_Objective_
Look through the records that follow. Copy every line containing the word "ears".

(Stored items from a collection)
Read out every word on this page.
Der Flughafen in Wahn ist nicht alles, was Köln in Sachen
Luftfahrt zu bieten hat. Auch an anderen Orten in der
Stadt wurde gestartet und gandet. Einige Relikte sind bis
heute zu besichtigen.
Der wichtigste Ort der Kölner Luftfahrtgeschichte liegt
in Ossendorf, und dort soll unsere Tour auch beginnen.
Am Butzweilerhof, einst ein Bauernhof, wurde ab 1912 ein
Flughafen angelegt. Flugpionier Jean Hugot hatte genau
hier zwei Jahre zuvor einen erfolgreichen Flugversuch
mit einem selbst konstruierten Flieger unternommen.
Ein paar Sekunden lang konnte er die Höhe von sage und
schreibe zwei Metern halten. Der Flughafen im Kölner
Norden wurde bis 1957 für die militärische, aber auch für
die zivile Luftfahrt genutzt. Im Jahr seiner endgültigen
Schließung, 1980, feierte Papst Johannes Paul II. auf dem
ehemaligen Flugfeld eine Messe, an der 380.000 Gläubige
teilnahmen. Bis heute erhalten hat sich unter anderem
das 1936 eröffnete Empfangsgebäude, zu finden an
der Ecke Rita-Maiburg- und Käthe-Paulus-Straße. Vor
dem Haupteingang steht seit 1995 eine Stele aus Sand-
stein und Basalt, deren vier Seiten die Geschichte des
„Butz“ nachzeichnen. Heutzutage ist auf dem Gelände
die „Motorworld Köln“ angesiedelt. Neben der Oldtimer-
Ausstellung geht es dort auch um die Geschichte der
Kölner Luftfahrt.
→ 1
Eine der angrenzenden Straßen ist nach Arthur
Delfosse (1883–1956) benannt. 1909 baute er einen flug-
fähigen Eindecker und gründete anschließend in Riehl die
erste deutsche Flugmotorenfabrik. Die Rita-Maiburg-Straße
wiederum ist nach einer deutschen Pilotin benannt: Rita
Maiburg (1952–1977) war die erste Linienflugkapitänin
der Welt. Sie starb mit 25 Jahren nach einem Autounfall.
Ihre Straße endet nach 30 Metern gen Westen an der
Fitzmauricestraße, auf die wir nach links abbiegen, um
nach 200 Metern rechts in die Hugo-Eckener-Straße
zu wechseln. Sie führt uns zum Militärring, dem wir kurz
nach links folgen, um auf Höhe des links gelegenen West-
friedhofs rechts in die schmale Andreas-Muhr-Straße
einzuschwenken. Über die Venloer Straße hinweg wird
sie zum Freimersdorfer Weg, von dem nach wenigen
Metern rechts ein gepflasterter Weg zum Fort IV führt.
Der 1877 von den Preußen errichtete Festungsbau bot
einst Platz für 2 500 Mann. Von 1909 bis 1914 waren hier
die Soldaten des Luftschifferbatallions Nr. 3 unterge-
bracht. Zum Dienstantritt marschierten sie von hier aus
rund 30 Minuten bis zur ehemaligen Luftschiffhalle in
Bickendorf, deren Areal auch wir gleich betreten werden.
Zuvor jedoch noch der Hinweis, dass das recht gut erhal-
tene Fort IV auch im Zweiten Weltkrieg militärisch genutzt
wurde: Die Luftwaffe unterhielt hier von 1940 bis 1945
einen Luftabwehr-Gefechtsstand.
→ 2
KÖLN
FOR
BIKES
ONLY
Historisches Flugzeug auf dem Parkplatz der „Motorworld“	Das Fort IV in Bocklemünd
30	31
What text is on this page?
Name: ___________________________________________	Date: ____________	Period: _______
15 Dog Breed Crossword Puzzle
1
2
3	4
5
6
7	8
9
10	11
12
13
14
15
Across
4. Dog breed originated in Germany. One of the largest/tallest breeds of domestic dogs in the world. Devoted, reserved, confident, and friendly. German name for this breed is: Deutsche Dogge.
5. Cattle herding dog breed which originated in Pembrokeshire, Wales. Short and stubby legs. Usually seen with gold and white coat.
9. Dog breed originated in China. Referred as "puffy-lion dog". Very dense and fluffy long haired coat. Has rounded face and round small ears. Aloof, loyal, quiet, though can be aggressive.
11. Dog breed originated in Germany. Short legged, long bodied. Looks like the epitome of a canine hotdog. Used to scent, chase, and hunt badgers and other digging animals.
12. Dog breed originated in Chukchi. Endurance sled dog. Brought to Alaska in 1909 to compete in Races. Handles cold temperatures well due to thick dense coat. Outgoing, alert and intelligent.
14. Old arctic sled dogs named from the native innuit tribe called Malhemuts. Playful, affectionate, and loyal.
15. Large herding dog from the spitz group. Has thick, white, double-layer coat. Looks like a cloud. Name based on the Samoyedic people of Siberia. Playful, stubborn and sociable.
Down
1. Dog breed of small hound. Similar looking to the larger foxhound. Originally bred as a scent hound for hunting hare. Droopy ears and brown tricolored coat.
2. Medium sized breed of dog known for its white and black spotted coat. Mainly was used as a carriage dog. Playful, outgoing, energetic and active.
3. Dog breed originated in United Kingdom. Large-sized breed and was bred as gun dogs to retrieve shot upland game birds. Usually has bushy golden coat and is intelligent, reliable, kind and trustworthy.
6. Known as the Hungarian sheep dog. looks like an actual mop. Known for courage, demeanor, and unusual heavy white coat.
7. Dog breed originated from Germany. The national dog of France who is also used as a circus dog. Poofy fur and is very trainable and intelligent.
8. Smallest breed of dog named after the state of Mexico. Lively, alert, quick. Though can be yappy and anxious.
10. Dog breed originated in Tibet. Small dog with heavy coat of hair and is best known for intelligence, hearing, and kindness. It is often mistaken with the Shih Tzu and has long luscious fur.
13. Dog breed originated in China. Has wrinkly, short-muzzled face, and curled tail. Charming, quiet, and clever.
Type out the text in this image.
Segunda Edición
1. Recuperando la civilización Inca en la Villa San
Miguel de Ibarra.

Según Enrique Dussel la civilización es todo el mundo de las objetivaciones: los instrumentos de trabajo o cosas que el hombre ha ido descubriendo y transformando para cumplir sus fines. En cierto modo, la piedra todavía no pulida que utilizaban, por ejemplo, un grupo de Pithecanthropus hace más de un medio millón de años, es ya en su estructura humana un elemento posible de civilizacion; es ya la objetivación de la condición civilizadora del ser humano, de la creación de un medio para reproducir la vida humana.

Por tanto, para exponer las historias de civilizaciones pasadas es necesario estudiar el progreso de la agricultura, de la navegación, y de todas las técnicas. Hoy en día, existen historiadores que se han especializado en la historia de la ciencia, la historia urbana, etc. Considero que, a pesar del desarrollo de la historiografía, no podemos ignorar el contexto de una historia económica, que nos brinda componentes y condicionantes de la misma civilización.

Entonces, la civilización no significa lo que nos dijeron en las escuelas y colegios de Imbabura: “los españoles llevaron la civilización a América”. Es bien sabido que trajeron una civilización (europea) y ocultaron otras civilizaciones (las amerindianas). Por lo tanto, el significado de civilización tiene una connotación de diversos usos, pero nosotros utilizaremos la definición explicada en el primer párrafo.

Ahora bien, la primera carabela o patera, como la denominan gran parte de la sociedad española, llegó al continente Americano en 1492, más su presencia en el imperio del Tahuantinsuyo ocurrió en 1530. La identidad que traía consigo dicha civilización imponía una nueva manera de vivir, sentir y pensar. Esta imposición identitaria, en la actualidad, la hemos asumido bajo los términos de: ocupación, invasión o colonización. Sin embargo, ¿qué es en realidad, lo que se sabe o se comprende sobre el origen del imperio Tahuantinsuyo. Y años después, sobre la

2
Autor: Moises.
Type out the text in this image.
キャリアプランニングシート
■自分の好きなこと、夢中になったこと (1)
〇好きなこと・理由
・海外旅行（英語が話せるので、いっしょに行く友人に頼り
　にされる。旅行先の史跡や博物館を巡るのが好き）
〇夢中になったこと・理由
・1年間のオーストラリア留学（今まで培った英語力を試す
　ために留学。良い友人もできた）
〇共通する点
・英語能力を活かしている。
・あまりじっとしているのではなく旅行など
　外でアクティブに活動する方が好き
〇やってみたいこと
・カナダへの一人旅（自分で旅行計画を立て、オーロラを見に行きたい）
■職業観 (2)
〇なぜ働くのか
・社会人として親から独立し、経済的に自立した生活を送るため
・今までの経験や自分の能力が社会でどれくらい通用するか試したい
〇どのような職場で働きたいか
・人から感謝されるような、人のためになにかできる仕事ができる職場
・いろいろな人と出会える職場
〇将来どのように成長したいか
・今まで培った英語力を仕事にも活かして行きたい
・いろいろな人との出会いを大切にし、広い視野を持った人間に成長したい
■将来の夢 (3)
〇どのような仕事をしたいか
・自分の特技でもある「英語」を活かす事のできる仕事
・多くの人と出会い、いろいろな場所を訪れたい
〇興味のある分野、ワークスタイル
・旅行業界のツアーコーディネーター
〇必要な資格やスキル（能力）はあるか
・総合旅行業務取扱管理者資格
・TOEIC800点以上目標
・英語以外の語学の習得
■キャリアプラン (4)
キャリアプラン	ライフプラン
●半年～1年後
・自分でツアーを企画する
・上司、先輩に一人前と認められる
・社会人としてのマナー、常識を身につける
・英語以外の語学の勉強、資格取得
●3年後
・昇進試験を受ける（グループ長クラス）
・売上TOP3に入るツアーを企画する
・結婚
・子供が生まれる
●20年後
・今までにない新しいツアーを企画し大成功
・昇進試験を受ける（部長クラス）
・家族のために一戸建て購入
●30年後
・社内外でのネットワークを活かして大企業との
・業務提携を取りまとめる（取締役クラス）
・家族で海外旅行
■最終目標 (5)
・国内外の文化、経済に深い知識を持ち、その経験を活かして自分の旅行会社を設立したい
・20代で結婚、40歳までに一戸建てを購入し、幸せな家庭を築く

_Final result_
9. Dog breed originated in China. Referred as "puffy-lion dog". Very dense and fluffy long haired coat. Has rounded face and round small ears. Aloof, loyal, quiet, though can be aggressive.
1. Dog breed of small hound. Similar looking to the larger foxhound. Originally bred as a scent hound for hunting hare. Droopy ears and brown tricolored coat.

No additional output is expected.